++++ Records to process

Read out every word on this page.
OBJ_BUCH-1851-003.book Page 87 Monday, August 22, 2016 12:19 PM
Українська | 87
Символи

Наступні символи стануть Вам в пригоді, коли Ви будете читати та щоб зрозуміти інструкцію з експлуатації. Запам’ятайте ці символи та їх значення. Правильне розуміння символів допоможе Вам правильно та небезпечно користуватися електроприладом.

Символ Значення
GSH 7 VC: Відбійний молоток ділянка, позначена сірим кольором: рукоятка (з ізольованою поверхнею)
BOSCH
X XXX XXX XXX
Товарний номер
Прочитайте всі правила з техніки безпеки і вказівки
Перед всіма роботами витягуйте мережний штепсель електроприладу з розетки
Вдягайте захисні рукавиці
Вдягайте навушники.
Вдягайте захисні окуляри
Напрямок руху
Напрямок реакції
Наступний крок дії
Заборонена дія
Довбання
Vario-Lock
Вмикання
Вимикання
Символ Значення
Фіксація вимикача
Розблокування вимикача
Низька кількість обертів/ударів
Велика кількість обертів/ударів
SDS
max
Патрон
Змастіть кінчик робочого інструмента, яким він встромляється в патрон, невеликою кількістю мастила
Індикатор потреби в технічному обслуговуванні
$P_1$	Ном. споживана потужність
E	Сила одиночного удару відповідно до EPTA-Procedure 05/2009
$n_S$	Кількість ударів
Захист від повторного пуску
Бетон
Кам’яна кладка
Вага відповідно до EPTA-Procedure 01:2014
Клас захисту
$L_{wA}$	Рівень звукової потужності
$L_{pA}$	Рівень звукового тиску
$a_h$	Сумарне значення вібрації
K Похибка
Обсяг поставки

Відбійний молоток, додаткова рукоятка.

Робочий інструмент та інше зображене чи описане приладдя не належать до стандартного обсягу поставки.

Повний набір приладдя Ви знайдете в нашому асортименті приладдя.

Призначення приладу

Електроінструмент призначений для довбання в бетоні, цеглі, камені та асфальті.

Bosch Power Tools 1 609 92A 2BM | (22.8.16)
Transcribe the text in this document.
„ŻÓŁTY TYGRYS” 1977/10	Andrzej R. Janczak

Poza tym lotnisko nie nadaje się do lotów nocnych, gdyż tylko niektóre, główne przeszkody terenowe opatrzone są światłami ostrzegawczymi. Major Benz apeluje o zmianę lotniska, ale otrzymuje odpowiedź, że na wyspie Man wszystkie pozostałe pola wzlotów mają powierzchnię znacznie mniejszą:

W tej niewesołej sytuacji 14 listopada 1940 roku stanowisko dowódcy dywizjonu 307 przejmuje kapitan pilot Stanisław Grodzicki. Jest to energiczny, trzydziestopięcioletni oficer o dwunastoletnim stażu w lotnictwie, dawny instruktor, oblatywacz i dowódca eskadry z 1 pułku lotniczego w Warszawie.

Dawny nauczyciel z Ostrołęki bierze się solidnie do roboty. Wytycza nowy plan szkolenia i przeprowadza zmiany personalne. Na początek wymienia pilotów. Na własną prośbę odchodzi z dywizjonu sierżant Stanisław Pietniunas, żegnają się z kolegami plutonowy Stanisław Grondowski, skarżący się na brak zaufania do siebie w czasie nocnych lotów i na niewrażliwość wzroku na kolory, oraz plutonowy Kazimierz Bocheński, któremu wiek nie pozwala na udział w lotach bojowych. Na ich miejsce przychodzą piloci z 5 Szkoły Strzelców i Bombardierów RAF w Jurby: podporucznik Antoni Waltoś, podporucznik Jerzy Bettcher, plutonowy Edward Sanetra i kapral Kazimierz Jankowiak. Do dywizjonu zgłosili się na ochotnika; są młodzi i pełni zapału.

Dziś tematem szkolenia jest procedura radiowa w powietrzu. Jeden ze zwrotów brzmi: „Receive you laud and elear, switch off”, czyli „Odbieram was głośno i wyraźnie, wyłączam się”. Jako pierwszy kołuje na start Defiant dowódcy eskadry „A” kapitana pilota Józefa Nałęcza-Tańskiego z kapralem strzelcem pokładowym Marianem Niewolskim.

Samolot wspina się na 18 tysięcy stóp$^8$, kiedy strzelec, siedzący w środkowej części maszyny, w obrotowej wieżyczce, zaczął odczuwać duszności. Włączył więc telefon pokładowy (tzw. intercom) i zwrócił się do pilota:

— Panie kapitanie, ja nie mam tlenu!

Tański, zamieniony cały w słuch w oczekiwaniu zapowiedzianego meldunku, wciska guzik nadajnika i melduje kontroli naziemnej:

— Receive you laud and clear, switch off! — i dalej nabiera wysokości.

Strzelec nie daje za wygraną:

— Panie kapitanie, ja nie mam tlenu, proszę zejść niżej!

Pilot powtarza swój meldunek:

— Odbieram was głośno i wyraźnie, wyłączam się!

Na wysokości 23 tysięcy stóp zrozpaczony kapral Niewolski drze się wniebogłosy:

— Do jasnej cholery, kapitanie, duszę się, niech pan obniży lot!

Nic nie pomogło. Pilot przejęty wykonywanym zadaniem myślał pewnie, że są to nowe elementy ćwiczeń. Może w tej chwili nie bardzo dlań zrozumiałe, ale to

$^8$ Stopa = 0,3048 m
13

++++++++

Exercise directions → Among the lines of the material, find those that hold the word "Stanisław" and copy them.

Task solution →
W tej niewesołej sytuacji 14 listopada 1940 roku stanowisko dowódcy dywizjonu 307 przejmuje kapitan pilot Stanisław Grodzicki. Jest to energiczny, trzydziestopięcioletni oficer o dwunastoletnim stażu w lotnictwie, dawny instruktor, oblatywacz i dowódca eskadry z 1 pułku lotniczego w Warszawie.
Dawny nauczyciel z Ostrołęki bierze się solidnie do roboty. Wytycza nowy plan szkolenia i przeprowadza zmiany personalne. Na początek wymienia pilotów. Na własną prośbę odchodzi z dywizjonu sierżant Stanisław Pietniunas, żegnają się z kolegami plutonowy Stanisław Grondowski, skarżący się na brak zaufania do siebie w czasie nocnych lotów i na niewrażliwość wzroku na kolory, oraz plutonowy Kazimierz Bocheński, któremu wiek nie pozwala na udział w lotach bojowych. Na ich miejsce przychodzą piloci z 5 Szkoły Strzelców i Bombardierów RAF w Jurby: podporucznik Antoni Waltoś, podporucznik Jerzy Bettcher, plutonowy Edward Sanetra i kapral Kazimierz Jankowiak. Do dywizjonu zgłosili się na ochotnika; są młodzi i pełni zapału.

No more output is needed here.